◆ Instructions to follow ◆
Report how many lines of the entries below contain the word "title", and nothing more.

start

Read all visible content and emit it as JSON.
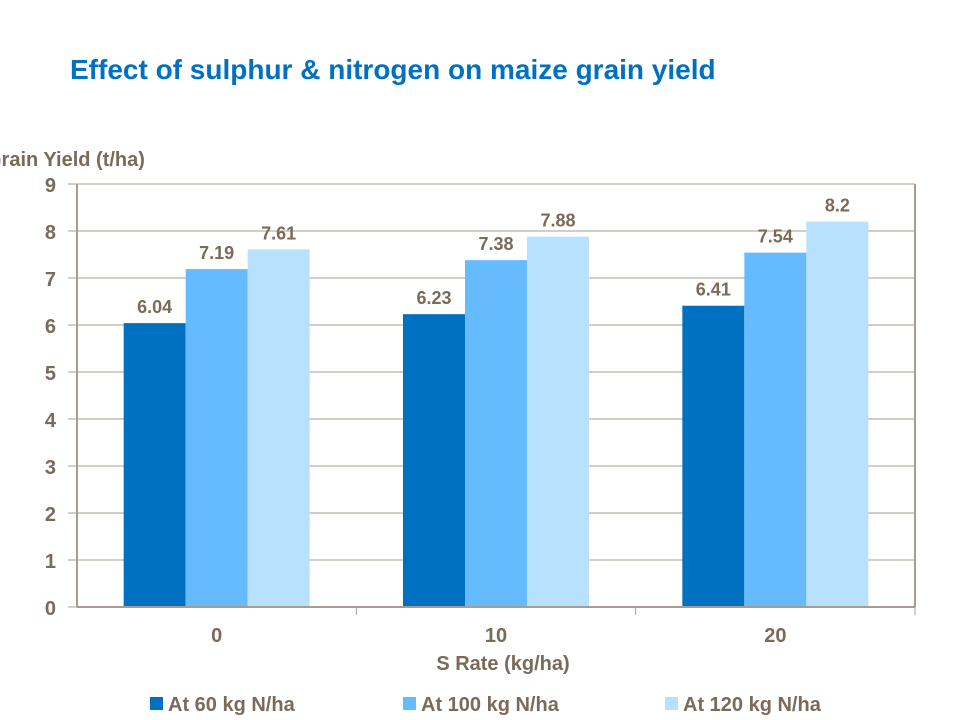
{
  "chart_data": {
    "type": "bar",
    "title": "Effect of sulphur & nitrogen on maize grain yield",
    "xlabel": "S Rate (kg/ha)",
    "ylabel": "Grain Yield (t/ha)",
    "categories": [
      "0",
      "10",
      "20"
    ],
    "ylim": [
      0,
      9
    ],
    "yticks": [
      0,
      1,
      2,
      3,
      4,
      5,
      6,
      7,
      8,
      9
    ],
    "grid": true,
    "legend_position": "bottom",
    "series": [
      {
        "name": "At 60 kg N/ha",
        "values": [
          6.04,
          6.23,
          6.41
        ],
        "labels": [
          "6.04",
          "6.23",
          "6.41"
        ],
        "color": "#0070C0"
      },
      {
        "name": "At 100 kg N/ha",
        "values": [
          7.19,
          7.38,
          7.54
        ],
        "labels": [
          "7.19",
          "7.38",
          "7.54"
        ],
        "color": "#66BBFF"
      },
      {
        "name": "At 120 kg N/ha",
        "values": [
          7.61,
          7.88,
          8.2
        ],
        "labels": [
          "7.61",
          "7.88",
          "8.2"
        ],
        "color": "#B8E0FF"
      }
    ],
    "colors": {
      "title": "#0070C0",
      "text": "#7A6A58",
      "axis": "#A89C90",
      "grid": "#A89C90"
    }
  }
}
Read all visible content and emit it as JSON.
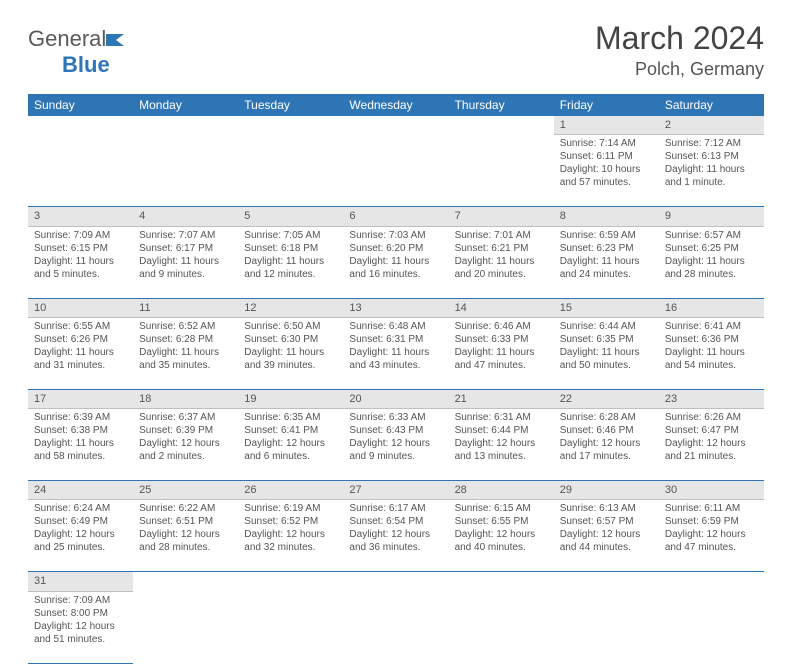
{
  "logo": {
    "word1": "General",
    "word2": "Blue"
  },
  "title": "March 2024",
  "location": "Polch, Germany",
  "colors": {
    "brand": "#2e75b6",
    "daybg": "#e6e6e6",
    "text": "#555555"
  },
  "dayNames": [
    "Sunday",
    "Monday",
    "Tuesday",
    "Wednesday",
    "Thursday",
    "Friday",
    "Saturday"
  ],
  "weeks": [
    [
      null,
      null,
      null,
      null,
      null,
      {
        "n": "1",
        "sr": "Sunrise: 7:14 AM",
        "ss": "Sunset: 6:11 PM",
        "dl1": "Daylight: 10 hours",
        "dl2": "and 57 minutes."
      },
      {
        "n": "2",
        "sr": "Sunrise: 7:12 AM",
        "ss": "Sunset: 6:13 PM",
        "dl1": "Daylight: 11 hours",
        "dl2": "and 1 minute."
      }
    ],
    [
      {
        "n": "3",
        "sr": "Sunrise: 7:09 AM",
        "ss": "Sunset: 6:15 PM",
        "dl1": "Daylight: 11 hours",
        "dl2": "and 5 minutes."
      },
      {
        "n": "4",
        "sr": "Sunrise: 7:07 AM",
        "ss": "Sunset: 6:17 PM",
        "dl1": "Daylight: 11 hours",
        "dl2": "and 9 minutes."
      },
      {
        "n": "5",
        "sr": "Sunrise: 7:05 AM",
        "ss": "Sunset: 6:18 PM",
        "dl1": "Daylight: 11 hours",
        "dl2": "and 12 minutes."
      },
      {
        "n": "6",
        "sr": "Sunrise: 7:03 AM",
        "ss": "Sunset: 6:20 PM",
        "dl1": "Daylight: 11 hours",
        "dl2": "and 16 minutes."
      },
      {
        "n": "7",
        "sr": "Sunrise: 7:01 AM",
        "ss": "Sunset: 6:21 PM",
        "dl1": "Daylight: 11 hours",
        "dl2": "and 20 minutes."
      },
      {
        "n": "8",
        "sr": "Sunrise: 6:59 AM",
        "ss": "Sunset: 6:23 PM",
        "dl1": "Daylight: 11 hours",
        "dl2": "and 24 minutes."
      },
      {
        "n": "9",
        "sr": "Sunrise: 6:57 AM",
        "ss": "Sunset: 6:25 PM",
        "dl1": "Daylight: 11 hours",
        "dl2": "and 28 minutes."
      }
    ],
    [
      {
        "n": "10",
        "sr": "Sunrise: 6:55 AM",
        "ss": "Sunset: 6:26 PM",
        "dl1": "Daylight: 11 hours",
        "dl2": "and 31 minutes."
      },
      {
        "n": "11",
        "sr": "Sunrise: 6:52 AM",
        "ss": "Sunset: 6:28 PM",
        "dl1": "Daylight: 11 hours",
        "dl2": "and 35 minutes."
      },
      {
        "n": "12",
        "sr": "Sunrise: 6:50 AM",
        "ss": "Sunset: 6:30 PM",
        "dl1": "Daylight: 11 hours",
        "dl2": "and 39 minutes."
      },
      {
        "n": "13",
        "sr": "Sunrise: 6:48 AM",
        "ss": "Sunset: 6:31 PM",
        "dl1": "Daylight: 11 hours",
        "dl2": "and 43 minutes."
      },
      {
        "n": "14",
        "sr": "Sunrise: 6:46 AM",
        "ss": "Sunset: 6:33 PM",
        "dl1": "Daylight: 11 hours",
        "dl2": "and 47 minutes."
      },
      {
        "n": "15",
        "sr": "Sunrise: 6:44 AM",
        "ss": "Sunset: 6:35 PM",
        "dl1": "Daylight: 11 hours",
        "dl2": "and 50 minutes."
      },
      {
        "n": "16",
        "sr": "Sunrise: 6:41 AM",
        "ss": "Sunset: 6:36 PM",
        "dl1": "Daylight: 11 hours",
        "dl2": "and 54 minutes."
      }
    ],
    [
      {
        "n": "17",
        "sr": "Sunrise: 6:39 AM",
        "ss": "Sunset: 6:38 PM",
        "dl1": "Daylight: 11 hours",
        "dl2": "and 58 minutes."
      },
      {
        "n": "18",
        "sr": "Sunrise: 6:37 AM",
        "ss": "Sunset: 6:39 PM",
        "dl1": "Daylight: 12 hours",
        "dl2": "and 2 minutes."
      },
      {
        "n": "19",
        "sr": "Sunrise: 6:35 AM",
        "ss": "Sunset: 6:41 PM",
        "dl1": "Daylight: 12 hours",
        "dl2": "and 6 minutes."
      },
      {
        "n": "20",
        "sr": "Sunrise: 6:33 AM",
        "ss": "Sunset: 6:43 PM",
        "dl1": "Daylight: 12 hours",
        "dl2": "and 9 minutes."
      },
      {
        "n": "21",
        "sr": "Sunrise: 6:31 AM",
        "ss": "Sunset: 6:44 PM",
        "dl1": "Daylight: 12 hours",
        "dl2": "and 13 minutes."
      },
      {
        "n": "22",
        "sr": "Sunrise: 6:28 AM",
        "ss": "Sunset: 6:46 PM",
        "dl1": "Daylight: 12 hours",
        "dl2": "and 17 minutes."
      },
      {
        "n": "23",
        "sr": "Sunrise: 6:26 AM",
        "ss": "Sunset: 6:47 PM",
        "dl1": "Daylight: 12 hours",
        "dl2": "and 21 minutes."
      }
    ],
    [
      {
        "n": "24",
        "sr": "Sunrise: 6:24 AM",
        "ss": "Sunset: 6:49 PM",
        "dl1": "Daylight: 12 hours",
        "dl2": "and 25 minutes."
      },
      {
        "n": "25",
        "sr": "Sunrise: 6:22 AM",
        "ss": "Sunset: 6:51 PM",
        "dl1": "Daylight: 12 hours",
        "dl2": "and 28 minutes."
      },
      {
        "n": "26",
        "sr": "Sunrise: 6:19 AM",
        "ss": "Sunset: 6:52 PM",
        "dl1": "Daylight: 12 hours",
        "dl2": "and 32 minutes."
      },
      {
        "n": "27",
        "sr": "Sunrise: 6:17 AM",
        "ss": "Sunset: 6:54 PM",
        "dl1": "Daylight: 12 hours",
        "dl2": "and 36 minutes."
      },
      {
        "n": "28",
        "sr": "Sunrise: 6:15 AM",
        "ss": "Sunset: 6:55 PM",
        "dl1": "Daylight: 12 hours",
        "dl2": "and 40 minutes."
      },
      {
        "n": "29",
        "sr": "Sunrise: 6:13 AM",
        "ss": "Sunset: 6:57 PM",
        "dl1": "Daylight: 12 hours",
        "dl2": "and 44 minutes."
      },
      {
        "n": "30",
        "sr": "Sunrise: 6:11 AM",
        "ss": "Sunset: 6:59 PM",
        "dl1": "Daylight: 12 hours",
        "dl2": "and 47 minutes."
      }
    ],
    [
      {
        "n": "31",
        "sr": "Sunrise: 7:09 AM",
        "ss": "Sunset: 8:00 PM",
        "dl1": "Daylight: 12 hours",
        "dl2": "and 51 minutes."
      },
      null,
      null,
      null,
      null,
      null,
      null
    ]
  ]
}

end

◆ Answer for the task ◆
3